*** Testo fornito

Una esperienza in Austria
Con stipendio, ferie, pensione
La teologa che dirige una parrocchia
«Il mio lavoro ha un senso». Sabine Meraner, 31 anni, dirige una parrocchia in Austria. Non è un caso isolato. Nei Paesi di lingua tedesca, le teologhe cattoliche possono scegliere tra molte professioni e ministeri ecclesiastici. E più della metà degli studenti di teologia in Germania, Austria e Svizzera tedesca sono donne. Sanno che la Chiesa ha bisogno di loro e le cerca. Anche se oggi sempre meno giovani vogliono studiare teologia e lavorare nelle diocesi.
Jenbach è un comune di 7.500 abitanti in Tirolo, a meno di 70 chilometri dal Brennero. Nella chiesa parrocchiale cattolica di San Wolfgang e San Leonardo, un edificio del primo 500 sul tratto tirolese del Cammino di Santiago, il sole splende dolcemente attraverso le alte e colorate vetrate. All’interno c’è una messa per bambini. Una giovane donna in camice liturgico inizia spiegando che oggi è un giorno di gioia, mentre il vicario parrocchiale indiano celebra l’Eucaristia. C’è felicità nell’aria, i bambini - e alcuni genitori - cantano a squarciagola. Proprio una festa.

******

Consegna:
Riproduci integralmente, senza alcuna modifica, il testo sulla teologa che dirige una parrocchia in Austria. Il materiale è a sé stante e non ha legami con il testo.

*** Materiale

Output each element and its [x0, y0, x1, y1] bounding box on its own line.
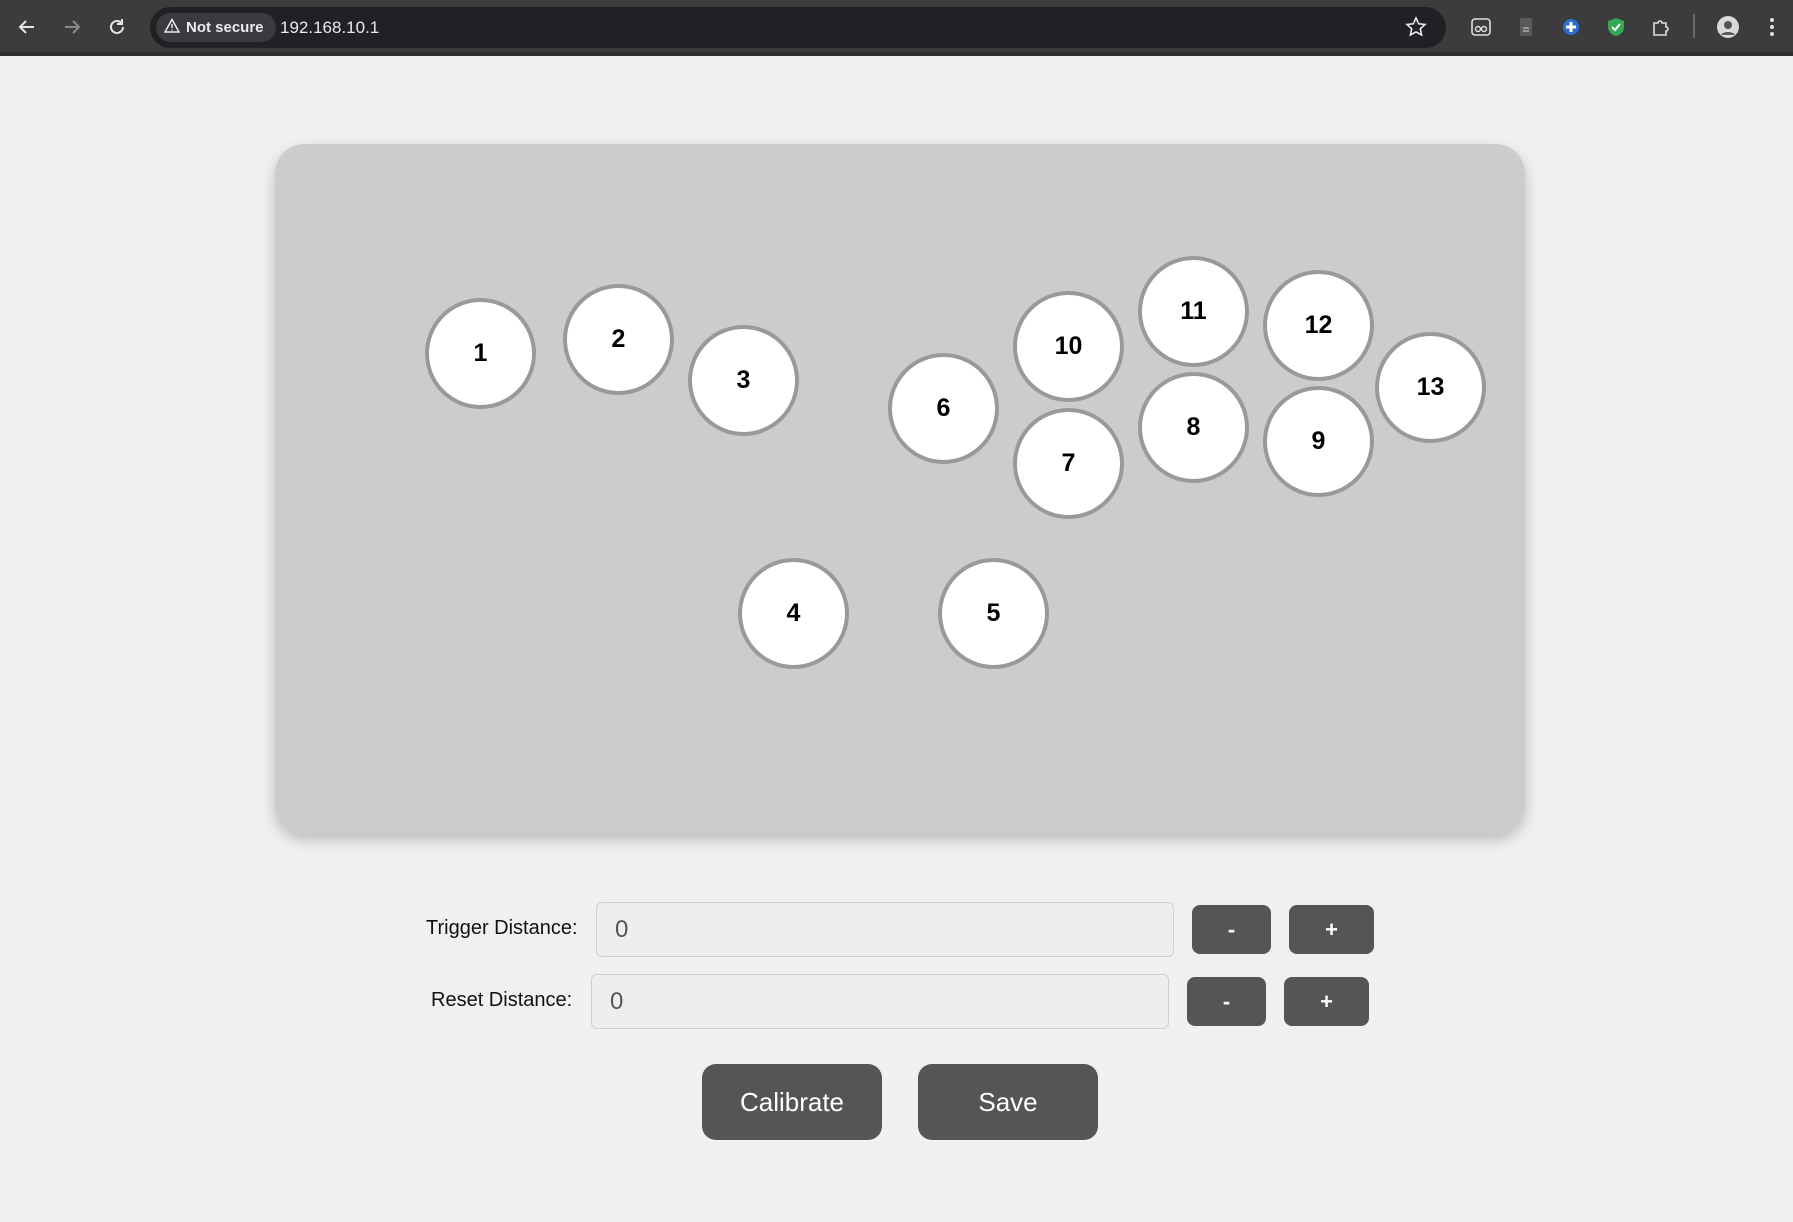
toolbar-shadow — [0, 52, 1793, 56]
reset-distance-input[interactable]: 0 — [591, 974, 1169, 1029]
security-label: Not secure — [186, 19, 264, 36]
reset-distance-label: Reset Distance: — [431, 989, 573, 1011]
menu-dots-icon[interactable] — [1757, 12, 1787, 42]
pad-button-4[interactable]: 4 — [738, 558, 849, 669]
pad-button-2[interactable]: 2 — [563, 284, 674, 395]
security-chip[interactable]: Not secure — [156, 13, 276, 42]
pad-button-10[interactable]: 10 — [1013, 291, 1124, 402]
reset-decrement-button[interactable]: - — [1187, 977, 1266, 1026]
trigger-distance-label: Trigger Distance: — [426, 917, 578, 939]
reset-increment-button[interactable]: + — [1284, 977, 1369, 1026]
calibrate-button[interactable]: Calibrate — [702, 1064, 882, 1140]
pad-button-11[interactable]: 11 — [1138, 256, 1249, 367]
pad-button-12[interactable]: 12 — [1263, 270, 1374, 381]
pad-button-3[interactable]: 3 — [688, 325, 799, 436]
document-extension-icon[interactable] — [1511, 12, 1541, 42]
forward-arrow-icon[interactable] — [55, 10, 89, 44]
trigger-distance-input[interactable]: 0 — [596, 902, 1174, 957]
bookmark-star-icon[interactable] — [1402, 13, 1430, 41]
browser-toolbar: Not secure 192.168.10.1 — [0, 0, 1793, 56]
warning-triangle-icon — [163, 17, 181, 38]
blue-shield-extension-icon[interactable] — [1556, 12, 1586, 42]
reader-extension-icon[interactable] — [1466, 12, 1496, 42]
extensions-puzzle-icon[interactable] — [1646, 12, 1676, 42]
profile-avatar-icon[interactable] — [1713, 12, 1743, 42]
pad-button-5[interactable]: 5 — [938, 558, 1049, 669]
pad-button-13[interactable]: 13 — [1375, 332, 1486, 443]
pad-button-1[interactable]: 1 — [425, 298, 536, 409]
address-bar[interactable]: Not secure 192.168.10.1 — [150, 7, 1446, 48]
toolbar-divider — [1693, 14, 1695, 38]
controller-pad: 1 2 3 4 5 6 7 8 9 10 11 12 13 — [275, 144, 1525, 834]
trigger-decrement-button[interactable]: - — [1192, 905, 1271, 954]
pad-button-9[interactable]: 9 — [1263, 386, 1374, 497]
back-arrow-icon[interactable] — [10, 10, 44, 44]
green-shield-extension-icon[interactable] — [1601, 12, 1631, 42]
save-button[interactable]: Save — [918, 1064, 1098, 1140]
trigger-increment-button[interactable]: + — [1289, 905, 1374, 954]
pad-button-7[interactable]: 7 — [1013, 408, 1124, 519]
url-text[interactable]: 192.168.10.1 — [280, 18, 379, 38]
pad-button-8[interactable]: 8 — [1138, 372, 1249, 483]
reload-icon[interactable] — [100, 10, 134, 44]
pad-button-6[interactable]: 6 — [888, 353, 999, 464]
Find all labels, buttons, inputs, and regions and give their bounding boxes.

******

Risposta:
Una esperienza in Austria
Con stipendio, ferie, pensione
La teologa che dirige una parrocchia
«Il mio lavoro ha un senso». Sabine Meraner, 31 anni, dirige una parrocchia in Austria. Non è un caso isolato. Nei Paesi di lingua tedesca, le teologhe cattoliche possono scegliere tra molte professioni e ministeri ecclesiastici. E più della metà degli studenti di teologia in Germania, Austria e Svizzera tedesca sono donne. Sanno che la Chiesa ha bisogno di loro e le cerca. Anche se oggi sempre meno giovani vogliono studiare teologia e lavorare nelle diocesi.
Jenbach è un comune di 7.500 abitanti in Tirolo, a meno di 70 chilometri dal Brennero. Nella chiesa parrocchiale cattolica di San Wolfgang e San Leonardo, un edificio del primo 500 sul tratto tirolese del Cammino di Santiago, il sole splende dolcemente attraverso le alte e colorate vetrate. All’interno c’è una messa per bambini. Una giovane donna in camice liturgico inizia spiegando che oggi è un giorno di gioia, mentre il vicario parrocchiale indiano celebra l’Eucaristia. C’è felicità nell’aria, i bambini - e alcuni genitori - cantano a squarciagola. Proprio una festa.